• [MATERIAL FOR THIS TASK]:
--------------------------------
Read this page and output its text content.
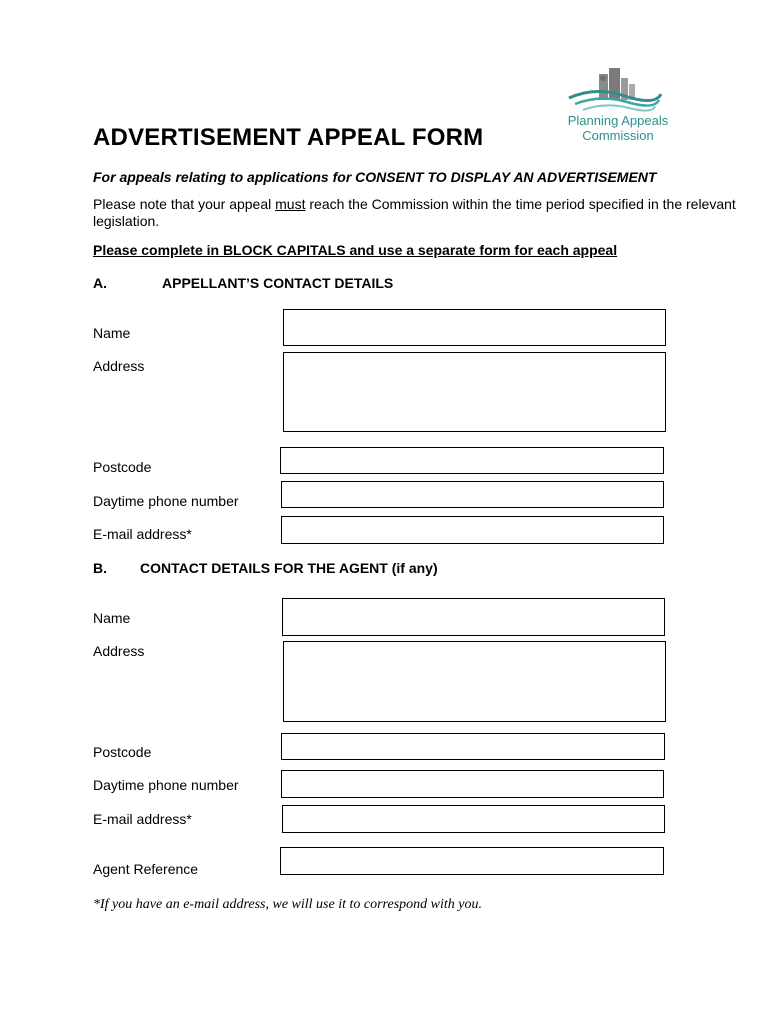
Planning Appeals
Commission
ADVERTISEMENT APPEAL FORM
For appeals relating to applications for CONSENT TO DISPLAY AN ADVERTISEMENT
Please note that your appeal must reach the Commission within the time period specified in the relevant legislation.
Please complete in BLOCK CAPITALS and use a separate form for each appeal
A.	APPELLANT’S CONTACT DETAILS
Name
Address
Postcode
Daytime phone number
E-mail address*
B. CONTACT DETAILS FOR THE AGENT (if any)
Name
Address
Postcode
Daytime phone number
E-mail address*
Agent Reference
*If you have an e-mail address, we will use it to correspond with you.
--------------------------------
• [JOB]: Give every record again exactly, apart from the pictures, which stay out.

• [PROBLEM SOLUTION]:
Read this page and output its text content.
Planning Appeals
Commission
ADVERTISEMENT APPEAL FORM
For appeals relating to applications for CONSENT TO DISPLAY AN ADVERTISEMENT
Please note that your appeal must reach the Commission within the time period specified in the relevant legislation.
Please complete in BLOCK CAPITALS and use a separate form for each appeal
A.	APPELLANT’S CONTACT DETAILS
Name
Address
Postcode
Daytime phone number
E-mail address*
B. CONTACT DETAILS FOR THE AGENT (if any)
Name
Address
Postcode
Daytime phone number
E-mail address*
Agent Reference
*If you have an e-mail address, we will use it to correspond with you.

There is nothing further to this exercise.